(Dataset excerpt)
=======

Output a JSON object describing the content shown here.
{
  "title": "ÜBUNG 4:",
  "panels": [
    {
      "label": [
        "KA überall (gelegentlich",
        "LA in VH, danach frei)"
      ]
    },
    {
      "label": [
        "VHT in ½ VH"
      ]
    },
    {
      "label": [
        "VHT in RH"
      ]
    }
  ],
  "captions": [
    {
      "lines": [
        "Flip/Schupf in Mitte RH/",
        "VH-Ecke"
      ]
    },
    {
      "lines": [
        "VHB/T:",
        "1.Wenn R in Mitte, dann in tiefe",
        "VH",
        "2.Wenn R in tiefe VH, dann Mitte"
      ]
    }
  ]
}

=======

Copy the entries above exactly, leaving none out.

[Worked solution]
Output a JSON object describing the content shown here.
{
  "title": "ÜBUNG 4:",
  "panels": [
    {
      "label": [
        "KA überall (gelegentlich",
        "LA in VH, danach frei)"
      ]
    },
    {
      "label": [
        "VHT in ½ VH"
      ]
    },
    {
      "label": [
        "VHT in RH"
      ]
    }
  ],
  "captions": [
    {
      "lines": [
        "Flip/Schupf in Mitte RH/",
        "VH-Ecke"
      ]
    },
    {
      "lines": [
        "VHB/T:",
        "1.Wenn R in Mitte, dann in tiefe",
        "VH",
        "2.Wenn R in tiefe VH, dann Mitte"
      ]
    }
  ]
}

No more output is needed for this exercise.